§ Extracted data:
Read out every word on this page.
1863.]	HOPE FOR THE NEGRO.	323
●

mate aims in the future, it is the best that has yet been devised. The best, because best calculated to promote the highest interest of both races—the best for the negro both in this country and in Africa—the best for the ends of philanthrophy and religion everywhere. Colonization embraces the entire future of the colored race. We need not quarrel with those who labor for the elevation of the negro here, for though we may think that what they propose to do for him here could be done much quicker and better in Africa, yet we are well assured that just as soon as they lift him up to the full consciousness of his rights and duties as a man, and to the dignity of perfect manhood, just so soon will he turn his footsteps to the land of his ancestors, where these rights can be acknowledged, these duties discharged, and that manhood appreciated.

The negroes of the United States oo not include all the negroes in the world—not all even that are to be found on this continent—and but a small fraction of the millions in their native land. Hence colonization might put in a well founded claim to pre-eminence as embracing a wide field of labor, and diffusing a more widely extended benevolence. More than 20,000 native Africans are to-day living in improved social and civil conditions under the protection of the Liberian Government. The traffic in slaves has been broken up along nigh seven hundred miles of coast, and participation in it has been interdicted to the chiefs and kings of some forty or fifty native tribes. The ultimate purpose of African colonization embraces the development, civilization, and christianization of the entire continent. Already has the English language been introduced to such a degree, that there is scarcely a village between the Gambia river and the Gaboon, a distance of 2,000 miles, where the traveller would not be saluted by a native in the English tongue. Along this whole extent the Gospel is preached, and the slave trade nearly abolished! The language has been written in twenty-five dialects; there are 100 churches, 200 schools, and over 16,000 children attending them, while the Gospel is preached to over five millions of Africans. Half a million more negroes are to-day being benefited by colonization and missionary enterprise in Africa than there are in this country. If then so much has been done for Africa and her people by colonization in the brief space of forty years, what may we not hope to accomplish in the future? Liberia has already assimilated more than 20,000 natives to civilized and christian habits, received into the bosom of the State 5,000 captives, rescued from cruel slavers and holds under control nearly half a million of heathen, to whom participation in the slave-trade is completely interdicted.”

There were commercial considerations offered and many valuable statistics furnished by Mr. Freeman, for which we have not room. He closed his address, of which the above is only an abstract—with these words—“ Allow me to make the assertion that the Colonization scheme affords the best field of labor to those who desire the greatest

§ Task requirements:
The entries above must be returned in full, exactly as shown.

§ Exercise output:
Read out every word on this page.
1863.]	HOPE FOR THE NEGRO.	323
●

mate aims in the future, it is the best that has yet been devised. The best, because best calculated to promote the highest interest of both races—the best for the negro both in this country and in Africa—the best for the ends of philanthrophy and religion everywhere. Colonization embraces the entire future of the colored race. We need not quarrel with those who labor for the elevation of the negro here, for though we may think that what they propose to do for him here could be done much quicker and better in Africa, yet we are well assured that just as soon as they lift him up to the full consciousness of his rights and duties as a man, and to the dignity of perfect manhood, just so soon will he turn his footsteps to the land of his ancestors, where these rights can be acknowledged, these duties discharged, and that manhood appreciated.

The negroes of the United States oo not include all the negroes in the world—not all even that are to be found on this continent—and but a small fraction of the millions in their native land. Hence colonization might put in a well founded claim to pre-eminence as embracing a wide field of labor, and diffusing a more widely extended benevolence. More than 20,000 native Africans are to-day living in improved social and civil conditions under the protection of the Liberian Government. The traffic in slaves has been broken up along nigh seven hundred miles of coast, and participation in it has been interdicted to the chiefs and kings of some forty or fifty native tribes. The ultimate purpose of African colonization embraces the development, civilization, and christianization of the entire continent. Already has the English language been introduced to such a degree, that there is scarcely a village between the Gambia river and the Gaboon, a distance of 2,000 miles, where the traveller would not be saluted by a native in the English tongue. Along this whole extent the Gospel is preached, and the slave trade nearly abolished! The language has been written in twenty-five dialects; there are 100 churches, 200 schools, and over 16,000 children attending them, while the Gospel is preached to over five millions of Africans. Half a million more negroes are to-day being benefited by colonization and missionary enterprise in Africa than there are in this country. If then so much has been done for Africa and her people by colonization in the brief space of forty years, what may we not hope to accomplish in the future? Liberia has already assimilated more than 20,000 natives to civilized and christian habits, received into the bosom of the State 5,000 captives, rescued from cruel slavers and holds under control nearly half a million of heathen, to whom participation in the slave-trade is completely interdicted.”

There were commercial considerations offered and many valuable statistics furnished by Mr. Freeman, for which we have not room. He closed his address, of which the above is only an abstract—with these words—“ Allow me to make the assertion that the Colonization scheme affords the best field of labor to those who desire the greatest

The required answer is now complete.